Send back all the data below, exactly as given.

━━━

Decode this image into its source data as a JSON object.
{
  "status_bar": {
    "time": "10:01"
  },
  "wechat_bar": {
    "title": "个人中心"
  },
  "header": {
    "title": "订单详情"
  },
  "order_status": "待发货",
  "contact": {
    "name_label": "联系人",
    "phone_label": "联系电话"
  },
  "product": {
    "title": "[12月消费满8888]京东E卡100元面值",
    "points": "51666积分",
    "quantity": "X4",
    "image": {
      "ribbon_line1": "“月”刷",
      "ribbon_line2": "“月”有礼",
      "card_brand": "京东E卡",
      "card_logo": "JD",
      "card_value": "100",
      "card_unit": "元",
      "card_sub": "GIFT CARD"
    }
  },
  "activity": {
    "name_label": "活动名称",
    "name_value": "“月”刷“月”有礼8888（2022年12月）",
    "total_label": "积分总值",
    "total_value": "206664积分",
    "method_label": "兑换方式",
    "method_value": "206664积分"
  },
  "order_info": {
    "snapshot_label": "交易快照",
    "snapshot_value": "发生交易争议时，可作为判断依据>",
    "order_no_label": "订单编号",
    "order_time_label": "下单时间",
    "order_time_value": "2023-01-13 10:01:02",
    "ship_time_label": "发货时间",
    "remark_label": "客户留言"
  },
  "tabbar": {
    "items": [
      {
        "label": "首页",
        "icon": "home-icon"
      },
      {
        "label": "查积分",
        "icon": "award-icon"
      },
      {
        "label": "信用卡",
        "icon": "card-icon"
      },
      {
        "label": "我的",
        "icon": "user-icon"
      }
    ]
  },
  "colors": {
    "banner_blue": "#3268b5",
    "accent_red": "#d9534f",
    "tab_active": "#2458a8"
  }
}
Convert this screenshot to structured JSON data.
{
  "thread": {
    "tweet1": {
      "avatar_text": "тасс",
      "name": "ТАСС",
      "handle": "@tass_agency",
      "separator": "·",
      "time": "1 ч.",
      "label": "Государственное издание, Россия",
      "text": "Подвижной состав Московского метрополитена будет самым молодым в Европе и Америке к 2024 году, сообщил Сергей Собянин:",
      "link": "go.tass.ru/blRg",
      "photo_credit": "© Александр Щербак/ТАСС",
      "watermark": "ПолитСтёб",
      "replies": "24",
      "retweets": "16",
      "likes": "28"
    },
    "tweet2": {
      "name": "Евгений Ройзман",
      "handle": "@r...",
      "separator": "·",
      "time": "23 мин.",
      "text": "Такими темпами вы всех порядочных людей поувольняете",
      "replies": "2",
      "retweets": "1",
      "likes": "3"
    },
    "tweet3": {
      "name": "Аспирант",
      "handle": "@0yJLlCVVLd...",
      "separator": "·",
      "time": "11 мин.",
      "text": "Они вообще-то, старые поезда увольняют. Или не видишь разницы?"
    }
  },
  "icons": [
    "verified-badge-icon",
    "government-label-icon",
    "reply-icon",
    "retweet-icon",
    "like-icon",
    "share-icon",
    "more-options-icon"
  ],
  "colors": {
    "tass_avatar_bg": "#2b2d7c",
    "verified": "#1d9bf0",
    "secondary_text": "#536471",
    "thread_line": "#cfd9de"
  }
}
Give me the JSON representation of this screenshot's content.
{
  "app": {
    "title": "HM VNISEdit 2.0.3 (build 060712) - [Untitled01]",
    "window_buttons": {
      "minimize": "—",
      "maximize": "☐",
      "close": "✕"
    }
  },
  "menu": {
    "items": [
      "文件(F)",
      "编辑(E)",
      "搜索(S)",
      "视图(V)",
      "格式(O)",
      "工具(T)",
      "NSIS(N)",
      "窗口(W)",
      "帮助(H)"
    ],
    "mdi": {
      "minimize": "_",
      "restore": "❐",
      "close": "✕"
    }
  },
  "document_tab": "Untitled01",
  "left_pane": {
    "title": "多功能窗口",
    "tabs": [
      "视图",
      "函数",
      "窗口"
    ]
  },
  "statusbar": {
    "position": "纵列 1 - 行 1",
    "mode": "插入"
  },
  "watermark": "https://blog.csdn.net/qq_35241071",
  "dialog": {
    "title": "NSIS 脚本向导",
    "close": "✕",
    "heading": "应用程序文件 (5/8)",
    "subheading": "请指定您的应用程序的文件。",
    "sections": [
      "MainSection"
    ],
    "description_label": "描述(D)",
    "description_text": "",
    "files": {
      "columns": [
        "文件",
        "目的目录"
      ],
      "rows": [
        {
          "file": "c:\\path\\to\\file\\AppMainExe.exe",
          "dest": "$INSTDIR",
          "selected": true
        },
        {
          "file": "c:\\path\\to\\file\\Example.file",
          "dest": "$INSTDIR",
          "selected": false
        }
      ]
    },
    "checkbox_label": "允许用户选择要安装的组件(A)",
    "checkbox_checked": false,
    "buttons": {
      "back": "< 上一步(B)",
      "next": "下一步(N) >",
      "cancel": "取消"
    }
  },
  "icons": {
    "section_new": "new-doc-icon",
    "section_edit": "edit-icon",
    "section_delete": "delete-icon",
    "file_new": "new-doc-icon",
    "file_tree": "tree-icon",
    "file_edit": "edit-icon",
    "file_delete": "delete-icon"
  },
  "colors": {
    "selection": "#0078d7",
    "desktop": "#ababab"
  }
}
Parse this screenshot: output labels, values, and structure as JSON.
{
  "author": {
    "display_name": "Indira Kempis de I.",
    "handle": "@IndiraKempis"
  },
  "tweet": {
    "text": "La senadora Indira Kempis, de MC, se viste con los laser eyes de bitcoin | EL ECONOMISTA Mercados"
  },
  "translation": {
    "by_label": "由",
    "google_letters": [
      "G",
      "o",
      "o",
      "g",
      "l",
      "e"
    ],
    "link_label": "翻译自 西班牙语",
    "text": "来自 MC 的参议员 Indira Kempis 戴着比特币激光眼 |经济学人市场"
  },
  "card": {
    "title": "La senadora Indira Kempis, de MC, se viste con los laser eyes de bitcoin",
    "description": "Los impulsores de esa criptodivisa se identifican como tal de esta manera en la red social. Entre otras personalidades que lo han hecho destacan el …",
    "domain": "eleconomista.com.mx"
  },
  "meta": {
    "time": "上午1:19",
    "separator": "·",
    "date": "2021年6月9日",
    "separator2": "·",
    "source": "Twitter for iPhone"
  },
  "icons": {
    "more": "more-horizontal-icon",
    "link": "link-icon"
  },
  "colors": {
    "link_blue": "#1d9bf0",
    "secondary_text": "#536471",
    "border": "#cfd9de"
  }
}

━━━

■ OUTPUT FOR THIS EXERCISE
Decode this image into its source data as a JSON object.
{
  "status_bar": {
    "time": "10:01"
  },
  "wechat_bar": {
    "title": "个人中心"
  },
  "header": {
    "title": "订单详情"
  },
  "order_status": "待发货",
  "contact": {
    "name_label": "联系人",
    "phone_label": "联系电话"
  },
  "product": {
    "title": "[12月消费满8888]京东E卡100元面值",
    "points": "51666积分",
    "quantity": "X4",
    "image": {
      "ribbon_line1": "“月”刷",
      "ribbon_line2": "“月”有礼",
      "card_brand": "京东E卡",
      "card_logo": "JD",
      "card_value": "100",
      "card_unit": "元",
      "card_sub": "GIFT CARD"
    }
  },
  "activity": {
    "name_label": "活动名称",
    "name_value": "“月”刷“月”有礼8888（2022年12月）",
    "total_label": "积分总值",
    "total_value": "206664积分",
    "method_label": "兑换方式",
    "method_value": "206664积分"
  },
  "order_info": {
    "snapshot_label": "交易快照",
    "snapshot_value": "发生交易争议时，可作为判断依据>",
    "order_no_label": "订单编号",
    "order_time_label": "下单时间",
    "order_time_value": "2023-01-13 10:01:02",
    "ship_time_label": "发货时间",
    "remark_label": "客户留言"
  },
  "tabbar": {
    "items": [
      {
        "label": "首页",
        "icon": "home-icon"
      },
      {
        "label": "查积分",
        "icon": "award-icon"
      },
      {
        "label": "信用卡",
        "icon": "card-icon"
      },
      {
        "label": "我的",
        "icon": "user-icon"
      }
    ]
  },
  "colors": {
    "banner_blue": "#3268b5",
    "accent_red": "#d9534f",
    "tab_active": "#2458a8"
  }
}
Convert this screenshot to structured JSON data.
{
  "thread": {
    "tweet1": {
      "avatar_text": "тасс",
      "name": "ТАСС",
      "handle": "@tass_agency",
      "separator": "·",
      "time": "1 ч.",
      "label": "Государственное издание, Россия",
      "text": "Подвижной состав Московского метрополитена будет самым молодым в Европе и Америке к 2024 году, сообщил Сергей Собянин:",
      "link": "go.tass.ru/blRg",
      "photo_credit": "© Александр Щербак/ТАСС",
      "watermark": "ПолитСтёб",
      "replies": "24",
      "retweets": "16",
      "likes": "28"
    },
    "tweet2": {
      "name": "Евгений Ройзман",
      "handle": "@r...",
      "separator": "·",
      "time": "23 мин.",
      "text": "Такими темпами вы всех порядочных людей поувольняете",
      "replies": "2",
      "retweets": "1",
      "likes": "3"
    },
    "tweet3": {
      "name": "Аспирант",
      "handle": "@0yJLlCVVLd...",
      "separator": "·",
      "time": "11 мин.",
      "text": "Они вообще-то, старые поезда увольняют. Или не видишь разницы?"
    }
  },
  "icons": [
    "verified-badge-icon",
    "government-label-icon",
    "reply-icon",
    "retweet-icon",
    "like-icon",
    "share-icon",
    "more-options-icon"
  ],
  "colors": {
    "tass_avatar_bg": "#2b2d7c",
    "verified": "#1d9bf0",
    "secondary_text": "#536471",
    "thread_line": "#cfd9de"
  }
}
Give me the JSON representation of this screenshot's content.
{
  "app": {
    "title": "HM VNISEdit 2.0.3 (build 060712) - [Untitled01]",
    "window_buttons": {
      "minimize": "—",
      "maximize": "☐",
      "close": "✕"
    }
  },
  "menu": {
    "items": [
      "文件(F)",
      "编辑(E)",
      "搜索(S)",
      "视图(V)",
      "格式(O)",
      "工具(T)",
      "NSIS(N)",
      "窗口(W)",
      "帮助(H)"
    ],
    "mdi": {
      "minimize": "_",
      "restore": "❐",
      "close": "✕"
    }
  },
  "document_tab": "Untitled01",
  "left_pane": {
    "title": "多功能窗口",
    "tabs": [
      "视图",
      "函数",
      "窗口"
    ]
  },
  "statusbar": {
    "position": "纵列 1 - 行 1",
    "mode": "插入"
  },
  "watermark": "https://blog.csdn.net/qq_35241071",
  "dialog": {
    "title": "NSIS 脚本向导",
    "close": "✕",
    "heading": "应用程序文件 (5/8)",
    "subheading": "请指定您的应用程序的文件。",
    "sections": [
      "MainSection"
    ],
    "description_label": "描述(D)",
    "description_text": "",
    "files": {
      "columns": [
        "文件",
        "目的目录"
      ],
      "rows": [
        {
          "file": "c:\\path\\to\\file\\AppMainExe.exe",
          "dest": "$INSTDIR",
          "selected": true
        },
        {
          "file": "c:\\path\\to\\file\\Example.file",
          "dest": "$INSTDIR",
          "selected": false
        }
      ]
    },
    "checkbox_label": "允许用户选择要安装的组件(A)",
    "checkbox_checked": false,
    "buttons": {
      "back": "< 上一步(B)",
      "next": "下一步(N) >",
      "cancel": "取消"
    }
  },
  "icons": {
    "section_new": "new-doc-icon",
    "section_edit": "edit-icon",
    "section_delete": "delete-icon",
    "file_new": "new-doc-icon",
    "file_tree": "tree-icon",
    "file_edit": "edit-icon",
    "file_delete": "delete-icon"
  },
  "colors": {
    "selection": "#0078d7",
    "desktop": "#ababab"
  }
}
Parse this screenshot: output labels, values, and structure as JSON.
{
  "author": {
    "display_name": "Indira Kempis de I.",
    "handle": "@IndiraKempis"
  },
  "tweet": {
    "text": "La senadora Indira Kempis, de MC, se viste con los laser eyes de bitcoin | EL ECONOMISTA Mercados"
  },
  "translation": {
    "by_label": "由",
    "google_letters": [
      "G",
      "o",
      "o",
      "g",
      "l",
      "e"
    ],
    "link_label": "翻译自 西班牙语",
    "text": "来自 MC 的参议员 Indira Kempis 戴着比特币激光眼 |经济学人市场"
  },
  "card": {
    "title": "La senadora Indira Kempis, de MC, se viste con los laser eyes de bitcoin",
    "description": "Los impulsores de esa criptodivisa se identifican como tal de esta manera en la red social. Entre otras personalidades que lo han hecho destacan el …",
    "domain": "eleconomista.com.mx"
  },
  "meta": {
    "time": "上午1:19",
    "separator": "·",
    "date": "2021年6月9日",
    "separator2": "·",
    "source": "Twitter for iPhone"
  },
  "icons": {
    "more": "more-horizontal-icon",
    "link": "link-icon"
  },
  "colors": {
    "link_blue": "#1d9bf0",
    "secondary_text": "#536471",
    "border": "#cfd9de"
  }
}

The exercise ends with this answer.